— Start EXCERPT PROVIDED —
Saddly, in my area it is very common to find perfectly good and healthy horses, with good breeding and lots of potential, simply living their lives as pasture pets, never being worked a day in their life. It's very sad. But at least these people take pretty good care of their two horses. How it happened is that they bought Pride's mother as a retired broodmare. They didn't want a horse to ride, they just wanted a pet. Rose is in her twenties. They were surprised to find out that she was pregnant. Pride was not planed for. They had the space and the means to feed both horses so the decided to keep him. But now he's four years old and quite a handful, very sweet but has no manors. I offered to work with him and train him as much as I can. He's a really nice boy. I wish I could buy him, but that's really not an option at this time. 

I went out to work with him today and I got his mane braided to one side. I only braided the half that needed to cross over his neck, the rest is upbraided. I figured it would be more comfortable for him that way. He was really jumpy today. There was a lot of static electricity in the air today so every time I rubbed him he got shocked! Poor boy. So I didn't curry or brush him because I want his grooming training to be a positive experience. It has rained a lot resently so he's actually CLEANER than when I first met him. Some mud, but not bad. Their pasture is pretty well eleveated. 

I'll be posting pictures soon.

Jubilee


----------



## Jubilee (Dec 15, 2008)

Okay, here are a few pictures I took today. 



















Here are the braids. Not very pretty but they do the job. 



























And then here is a video I took too. Kind of funny.


Him rolling afterwords, haha!


Jubilee


----------



## ohmyitschelle (Aug 23, 2008)

he looks better already... i love his dapples!
x


----------



## MINIATURE SHETLANDS (Nov 26, 2008)

Do you have any dryer sheets? They help with the static, rub on him, on your brushes and on your hands. Spritzing the brushes with water help to. Just dampen them.


----------



## Lucara (Apr 5, 2008)

Awww dappled greys make me drool every time I see them. They always remind me of Merlin's horse. =D


----------



## Jubilee (Dec 15, 2008)

Thanks for the tip about the dryer sheets I'll have to try that. It's quite a pity I wasn't able to do much with him because of that. He is normally such a laid back horse but the shocks were really freaking him out. 

Oh, and Lucara, I know what you mean about Dappled Greys. There is something sort of magical about them.

Jubilee


----------



## CremelloBeauty (Jan 7, 2009)

He looks a lot whiter! Good job!!


----------



## kershkova (Jun 25, 2008)

I would wrap up his tail if he will let you. If not braid it it helps to keep them clean. I would towel bath him with quick silver. And put show sheen on his maine. Thats about it


----------



## FGRanch (Feb 9, 2008)

He is looking great! I can't wait to see him all spiffed up and looking perfect!


----------



## Jubilee (Dec 15, 2008)
— End EXCERPT PROVIDED —
# DIRECTIVE
Return the part of the horse thread starting at "Thanks for the" and ending at "freaking him out.", word for word. The items after this point are separate material, unrelated to the horse thread.
— Start DATA SECTION —
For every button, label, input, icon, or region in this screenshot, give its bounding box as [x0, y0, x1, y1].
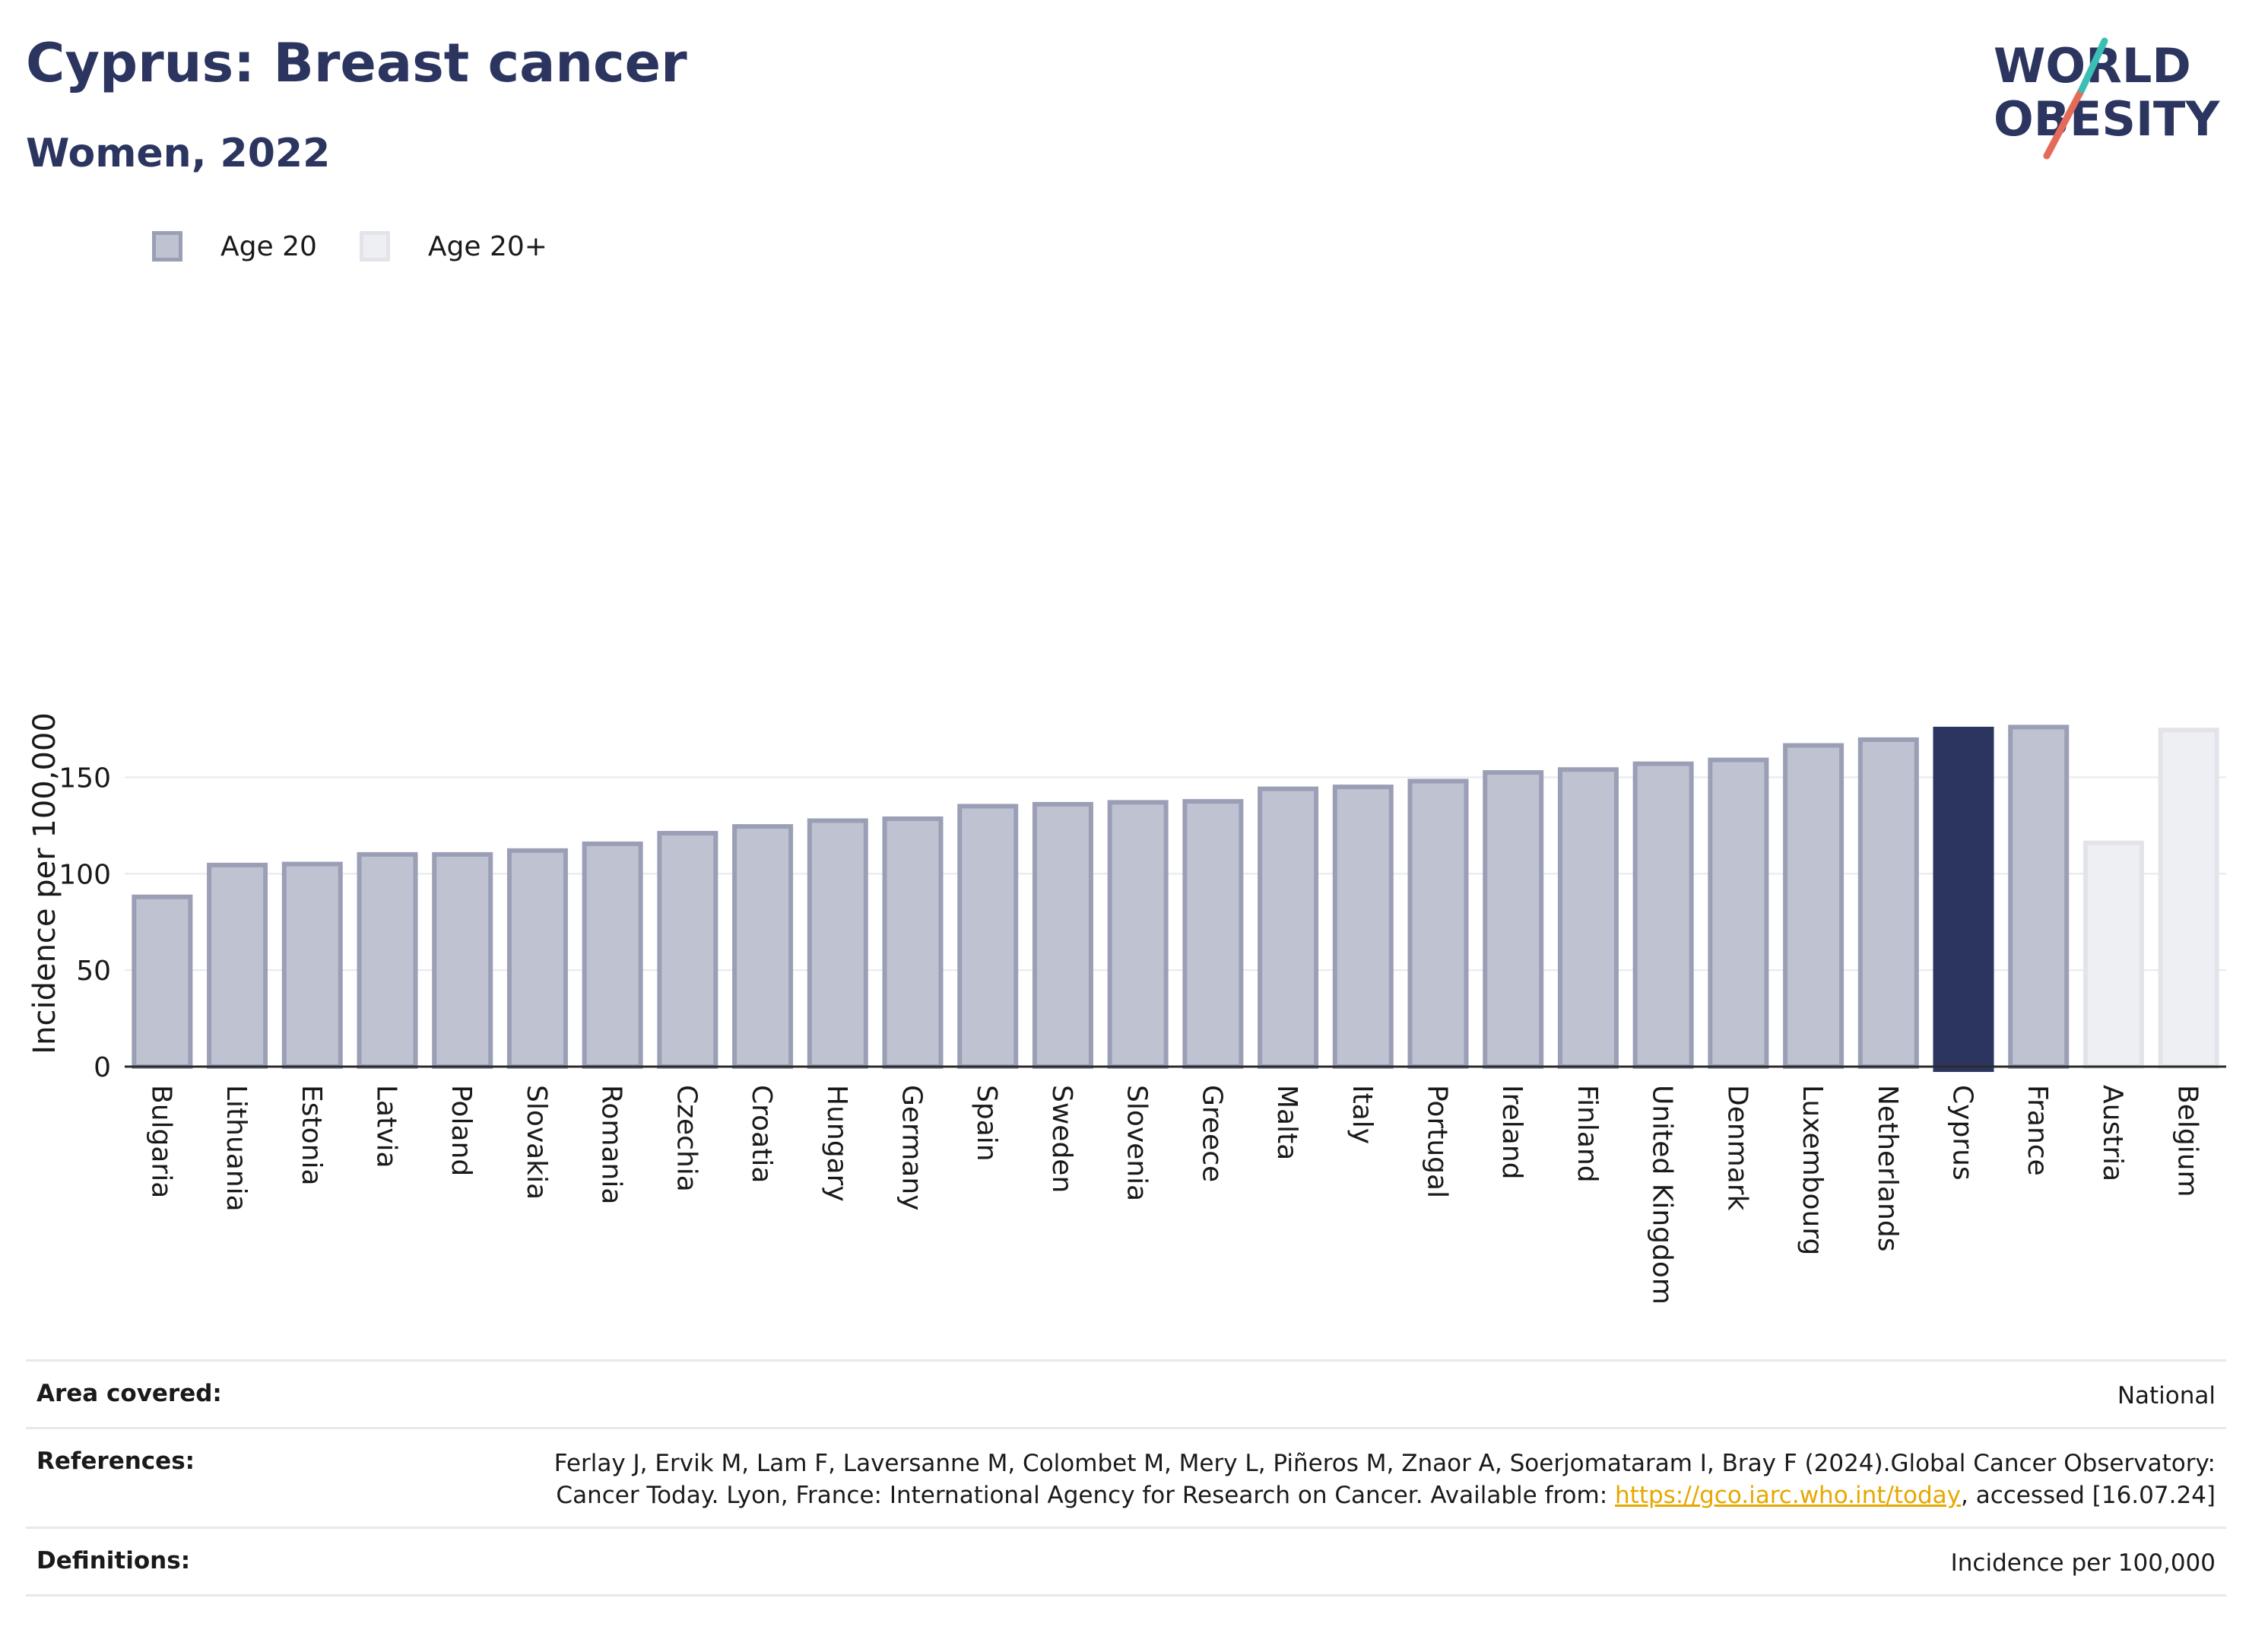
x-tick-label: France: [2022, 1085, 2053, 1176]
x-tick-label: Netherlands: [1872, 1085, 1903, 1251]
bar-belgium: [2158, 728, 2219, 1069]
x-tick-label: Luxembourg: [1797, 1085, 1828, 1255]
legend-swatch-age20: [152, 231, 182, 262]
bar-croatia: [732, 824, 794, 1069]
bar-bulgaria: [132, 894, 193, 1070]
bar-cyprus: [1933, 726, 1994, 1072]
x-tick-label: Malta: [1271, 1085, 1302, 1160]
legend-swatch-age20plus: [359, 231, 390, 262]
x-tick-label: Slovenia: [1121, 1085, 1153, 1201]
x-tick-label: Lithuania: [220, 1085, 252, 1212]
bar-lithuania: [207, 862, 268, 1069]
x-tick-label: Sweden: [1046, 1085, 1077, 1193]
bar-ireland: [1483, 770, 1544, 1069]
y-tick-label: 150: [59, 763, 111, 794]
x-tick-label: Poland: [446, 1085, 477, 1176]
info-table: Area covered: National References: Ferla…: [26, 1359, 2226, 1597]
y-tick-label: 50: [76, 956, 111, 987]
bar-hungary: [807, 818, 868, 1069]
x-tick-label: Cyprus: [1947, 1085, 1978, 1181]
references-tail: , accessed [16.07.24]: [1960, 1482, 2216, 1509]
bar-spain: [957, 804, 1019, 1069]
x-tick-label: Germany: [896, 1085, 928, 1210]
x-tick-label: Finland: [1572, 1085, 1603, 1183]
x-tick-label: Croatia: [746, 1085, 777, 1183]
info-row-references: References: Ferlay J, Ervik M, Lam F, La…: [26, 1427, 2226, 1527]
x-tick-label: Belgium: [2172, 1085, 2203, 1197]
bar-romania: [582, 841, 643, 1069]
x-tick-label: Estonia: [296, 1085, 327, 1186]
bar-estonia: [281, 861, 343, 1069]
bar-luxembourg: [1783, 743, 1845, 1069]
bar-malta: [1258, 786, 1319, 1069]
x-tick-label: United Kingdom: [1647, 1085, 1678, 1305]
bar-poland: [432, 851, 493, 1069]
page-title: Cyprus: Breast cancer: [26, 32, 687, 94]
bar-greece: [1182, 799, 1244, 1069]
bar-slovakia: [506, 848, 568, 1069]
y-tick-label: 100: [59, 859, 111, 890]
bar-finland: [1557, 767, 1619, 1069]
page-subtitle: Women, 2022: [26, 131, 331, 176]
bar-netherlands: [1857, 737, 1919, 1069]
y-axis-label: Incidence per 100,000: [27, 712, 62, 1054]
info-row-area: Area covered: National: [26, 1359, 2226, 1427]
x-tick-label: Portugal: [1422, 1085, 1453, 1198]
x-tick-label: Hungary: [821, 1085, 852, 1202]
x-tick-label: Czechia: [671, 1085, 702, 1192]
x-tick-label: Spain: [971, 1085, 1002, 1162]
references-text: Ferlay J, Ervik M, Lam F, Laversanne M, …: [554, 1450, 2216, 1509]
references-value: Ferlay J, Ervik M, Lam F, Laversanne M, …: [467, 1447, 2216, 1511]
x-tick-label: Bulgaria: [145, 1085, 176, 1198]
bar-united-kingdom: [1632, 761, 1694, 1069]
bar-portugal: [1407, 778, 1469, 1069]
logo-line2: OBESITY: [1994, 91, 2220, 147]
chart-legend: Age 20 Age 20+: [152, 227, 590, 266]
references-link[interactable]: https://gco.iarc.who.int/today: [1615, 1482, 1961, 1509]
world-obesity-logo: WORLD OBESITY: [1994, 37, 2220, 160]
legend-item-age20plus[interactable]: Age 20+: [359, 230, 547, 262]
x-tick-label: Slovakia: [521, 1085, 552, 1200]
bar-france: [2008, 725, 2070, 1070]
definitions-label: Definitions:: [36, 1547, 191, 1574]
bar-germany: [882, 816, 944, 1070]
area-value: National: [2117, 1382, 2216, 1409]
x-tick-label: Ireland: [1496, 1085, 1527, 1180]
x-tick-label: Greece: [1196, 1085, 1227, 1182]
bar-latvia: [357, 851, 418, 1069]
area-label: Area covered:: [36, 1380, 222, 1407]
legend-label-age20: Age 20: [220, 230, 317, 262]
x-tick-label: Romania: [596, 1085, 627, 1204]
info-row-definitions: Definitions: Incidence per 100,000: [26, 1527, 2226, 1597]
x-tick-label: Austria: [2097, 1085, 2128, 1181]
definitions-value: Incidence per 100,000: [1950, 1549, 2216, 1577]
references-label: References:: [36, 1447, 195, 1475]
y-tick-label: 0: [94, 1052, 111, 1083]
bar-slovenia: [1107, 800, 1169, 1069]
bar-denmark: [1708, 757, 1769, 1069]
x-tick-label: Italy: [1347, 1085, 1378, 1144]
bar-austria: [2082, 840, 2144, 1070]
x-tick-label: Latvia: [371, 1085, 402, 1168]
x-tick-label: Denmark: [1721, 1085, 1753, 1211]
legend-label-age20plus: Age 20+: [427, 230, 547, 262]
bar-italy: [1332, 785, 1394, 1069]
legend-item-age20[interactable]: Age 20: [152, 231, 317, 262]
bar-czechia: [657, 830, 718, 1070]
bar-sweden: [1032, 801, 1093, 1070]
— End DATA SECTION —
# THE COMPLETED TASK
Thanks for the tip about the dryer sheets I'll have to try that. It's quite a pity I wasn't able to do much with him because of that. He is normally such a laid back horse but the shocks were really freaking him out.